Work instructions: Compile every line that includes the word "وأخرجه".

****************

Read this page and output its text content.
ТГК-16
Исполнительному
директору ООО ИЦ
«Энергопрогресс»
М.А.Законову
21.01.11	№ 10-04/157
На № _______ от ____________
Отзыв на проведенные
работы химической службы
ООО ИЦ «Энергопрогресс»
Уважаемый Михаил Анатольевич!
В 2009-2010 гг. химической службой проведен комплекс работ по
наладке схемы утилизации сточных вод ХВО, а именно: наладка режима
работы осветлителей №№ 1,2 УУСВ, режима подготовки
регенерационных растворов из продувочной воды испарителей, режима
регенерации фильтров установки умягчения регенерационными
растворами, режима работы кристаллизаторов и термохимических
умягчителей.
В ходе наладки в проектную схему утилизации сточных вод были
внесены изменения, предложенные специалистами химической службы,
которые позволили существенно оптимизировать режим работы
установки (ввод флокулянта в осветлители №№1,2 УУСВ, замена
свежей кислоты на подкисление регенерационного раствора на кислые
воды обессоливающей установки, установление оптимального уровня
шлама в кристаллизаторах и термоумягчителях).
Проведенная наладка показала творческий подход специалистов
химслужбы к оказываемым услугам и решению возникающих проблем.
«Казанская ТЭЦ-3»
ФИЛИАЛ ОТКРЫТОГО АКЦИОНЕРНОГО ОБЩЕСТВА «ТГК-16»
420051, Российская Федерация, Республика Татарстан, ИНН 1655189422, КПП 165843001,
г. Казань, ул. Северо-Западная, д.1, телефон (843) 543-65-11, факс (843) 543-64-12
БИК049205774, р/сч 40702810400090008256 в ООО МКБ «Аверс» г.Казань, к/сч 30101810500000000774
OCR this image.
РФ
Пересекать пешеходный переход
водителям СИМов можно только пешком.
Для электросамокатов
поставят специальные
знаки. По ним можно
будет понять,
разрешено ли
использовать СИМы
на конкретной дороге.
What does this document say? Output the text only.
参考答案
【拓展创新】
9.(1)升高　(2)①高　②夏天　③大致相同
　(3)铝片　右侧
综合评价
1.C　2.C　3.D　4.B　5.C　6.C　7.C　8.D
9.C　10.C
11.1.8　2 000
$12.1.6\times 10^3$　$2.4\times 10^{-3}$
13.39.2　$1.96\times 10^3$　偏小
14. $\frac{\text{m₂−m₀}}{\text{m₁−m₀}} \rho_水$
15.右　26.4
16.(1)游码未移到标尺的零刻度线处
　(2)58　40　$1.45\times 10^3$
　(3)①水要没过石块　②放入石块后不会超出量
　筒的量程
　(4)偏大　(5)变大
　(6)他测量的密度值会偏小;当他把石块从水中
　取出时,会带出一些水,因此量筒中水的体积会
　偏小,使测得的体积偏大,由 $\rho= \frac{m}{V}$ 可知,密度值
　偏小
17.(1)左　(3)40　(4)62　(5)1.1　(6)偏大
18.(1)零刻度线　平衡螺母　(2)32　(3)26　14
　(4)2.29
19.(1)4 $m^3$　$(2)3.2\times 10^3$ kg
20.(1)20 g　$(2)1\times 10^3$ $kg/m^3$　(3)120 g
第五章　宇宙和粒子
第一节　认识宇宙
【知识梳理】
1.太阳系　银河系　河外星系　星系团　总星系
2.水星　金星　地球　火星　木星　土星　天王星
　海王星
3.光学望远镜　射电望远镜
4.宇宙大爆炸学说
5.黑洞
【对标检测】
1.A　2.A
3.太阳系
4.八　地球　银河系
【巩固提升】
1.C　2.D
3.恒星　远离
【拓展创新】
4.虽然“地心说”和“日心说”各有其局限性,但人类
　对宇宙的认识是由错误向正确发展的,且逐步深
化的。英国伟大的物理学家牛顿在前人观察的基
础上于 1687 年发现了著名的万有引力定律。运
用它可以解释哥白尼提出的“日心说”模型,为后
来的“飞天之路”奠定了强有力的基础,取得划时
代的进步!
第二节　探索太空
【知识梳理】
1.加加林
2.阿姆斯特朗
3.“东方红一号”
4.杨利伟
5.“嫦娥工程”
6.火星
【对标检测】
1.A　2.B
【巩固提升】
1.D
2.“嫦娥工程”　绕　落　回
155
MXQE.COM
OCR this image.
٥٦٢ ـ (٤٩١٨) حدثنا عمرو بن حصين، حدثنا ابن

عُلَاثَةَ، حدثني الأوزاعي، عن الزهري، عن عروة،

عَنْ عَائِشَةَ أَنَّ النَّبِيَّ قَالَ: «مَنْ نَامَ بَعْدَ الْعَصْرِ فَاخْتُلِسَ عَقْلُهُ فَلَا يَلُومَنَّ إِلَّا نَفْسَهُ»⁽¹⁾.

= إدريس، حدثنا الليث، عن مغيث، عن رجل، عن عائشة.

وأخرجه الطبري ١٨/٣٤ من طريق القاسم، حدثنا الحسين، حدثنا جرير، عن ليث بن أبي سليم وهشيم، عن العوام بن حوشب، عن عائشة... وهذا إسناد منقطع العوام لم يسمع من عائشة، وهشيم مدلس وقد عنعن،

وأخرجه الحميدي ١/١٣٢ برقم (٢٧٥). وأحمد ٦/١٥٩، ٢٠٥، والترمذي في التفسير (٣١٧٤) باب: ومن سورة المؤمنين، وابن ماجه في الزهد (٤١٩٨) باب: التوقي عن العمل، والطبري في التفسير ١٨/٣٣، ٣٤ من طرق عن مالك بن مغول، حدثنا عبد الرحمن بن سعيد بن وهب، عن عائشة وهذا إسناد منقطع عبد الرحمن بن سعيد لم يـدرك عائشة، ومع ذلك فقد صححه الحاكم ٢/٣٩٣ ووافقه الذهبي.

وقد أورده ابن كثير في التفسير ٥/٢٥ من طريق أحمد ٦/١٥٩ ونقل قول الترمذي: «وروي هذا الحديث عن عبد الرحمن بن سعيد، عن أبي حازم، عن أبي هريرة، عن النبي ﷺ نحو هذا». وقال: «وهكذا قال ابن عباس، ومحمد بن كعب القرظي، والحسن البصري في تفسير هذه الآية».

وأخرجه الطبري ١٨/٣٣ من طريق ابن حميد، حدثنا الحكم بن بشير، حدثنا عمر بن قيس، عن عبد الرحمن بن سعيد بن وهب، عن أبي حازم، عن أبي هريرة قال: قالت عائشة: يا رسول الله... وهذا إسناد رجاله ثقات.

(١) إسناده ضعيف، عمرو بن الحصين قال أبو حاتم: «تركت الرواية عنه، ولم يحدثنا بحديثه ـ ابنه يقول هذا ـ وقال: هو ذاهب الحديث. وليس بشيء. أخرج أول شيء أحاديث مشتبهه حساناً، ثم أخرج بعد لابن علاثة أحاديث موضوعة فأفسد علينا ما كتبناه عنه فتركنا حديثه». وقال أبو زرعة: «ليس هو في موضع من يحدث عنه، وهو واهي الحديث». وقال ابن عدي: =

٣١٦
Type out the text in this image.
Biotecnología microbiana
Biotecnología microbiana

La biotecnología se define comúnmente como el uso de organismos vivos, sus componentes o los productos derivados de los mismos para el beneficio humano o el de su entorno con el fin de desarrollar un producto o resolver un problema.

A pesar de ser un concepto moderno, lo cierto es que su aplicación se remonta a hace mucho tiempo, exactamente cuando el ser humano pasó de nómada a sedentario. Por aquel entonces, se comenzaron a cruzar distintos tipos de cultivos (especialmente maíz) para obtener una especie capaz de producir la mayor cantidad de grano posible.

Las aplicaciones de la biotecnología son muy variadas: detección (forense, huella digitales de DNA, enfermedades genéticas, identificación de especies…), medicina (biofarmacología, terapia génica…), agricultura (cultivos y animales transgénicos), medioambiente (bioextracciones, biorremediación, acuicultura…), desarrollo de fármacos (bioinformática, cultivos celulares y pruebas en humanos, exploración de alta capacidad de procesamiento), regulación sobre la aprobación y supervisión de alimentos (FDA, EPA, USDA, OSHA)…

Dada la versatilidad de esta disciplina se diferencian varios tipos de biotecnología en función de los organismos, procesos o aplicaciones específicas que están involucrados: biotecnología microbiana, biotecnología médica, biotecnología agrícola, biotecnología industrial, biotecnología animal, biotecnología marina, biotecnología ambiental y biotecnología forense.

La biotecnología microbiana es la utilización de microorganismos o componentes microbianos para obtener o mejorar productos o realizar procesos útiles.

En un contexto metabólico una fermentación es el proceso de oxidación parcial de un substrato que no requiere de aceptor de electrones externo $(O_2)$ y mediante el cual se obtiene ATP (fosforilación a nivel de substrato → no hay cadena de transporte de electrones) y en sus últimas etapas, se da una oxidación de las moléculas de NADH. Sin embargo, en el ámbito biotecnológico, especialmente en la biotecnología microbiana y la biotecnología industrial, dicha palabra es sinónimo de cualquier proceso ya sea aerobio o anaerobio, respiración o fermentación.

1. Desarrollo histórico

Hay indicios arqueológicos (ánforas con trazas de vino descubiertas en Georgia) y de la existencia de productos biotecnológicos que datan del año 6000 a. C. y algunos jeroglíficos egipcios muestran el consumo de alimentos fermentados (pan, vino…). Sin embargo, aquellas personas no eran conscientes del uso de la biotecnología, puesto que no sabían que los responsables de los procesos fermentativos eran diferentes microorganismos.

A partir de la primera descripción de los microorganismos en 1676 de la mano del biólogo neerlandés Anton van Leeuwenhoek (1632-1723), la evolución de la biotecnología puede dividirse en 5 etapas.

****************

Task answer:
وأخرجه الطبري ١٨/٣٤ من طريق القاسم، حدثنا الحسين، حدثنا جرير، عن ليث بن أبي سليم وهشيم، عن العوام بن حوشب، عن عائشة... وهذا إسناد منقطع العوام لم يسمع من عائشة، وهشيم مدلس وقد عنعن،
وأخرجه الحميدي ١/١٣٢ برقم (٢٧٥). وأحمد ٦/١٥٩، ٢٠٥، والترمذي في التفسير (٣١٧٤) باب: ومن سورة المؤمنين، وابن ماجه في الزهد (٤١٩٨) باب: التوقي عن العمل، والطبري في التفسير ١٨/٣٣، ٣٤ من طرق عن مالك بن مغول، حدثنا عبد الرحمن بن سعيد بن وهب، عن عائشة وهذا إسناد منقطع عبد الرحمن بن سعيد لم يـدرك عائشة، ومع ذلك فقد صححه الحاكم ٢/٣٩٣ ووافقه الذهبي.
وأخرجه الطبري ١٨/٣٣ من طريق ابن حميد، حدثنا الحكم بن بشير، حدثنا عمر بن قيس، عن عبد الرحمن بن سعيد بن وهب، عن أبي حازم، عن أبي هريرة قال: قالت عائشة: يا رسول الله... وهذا إسناد رجاله ثقات.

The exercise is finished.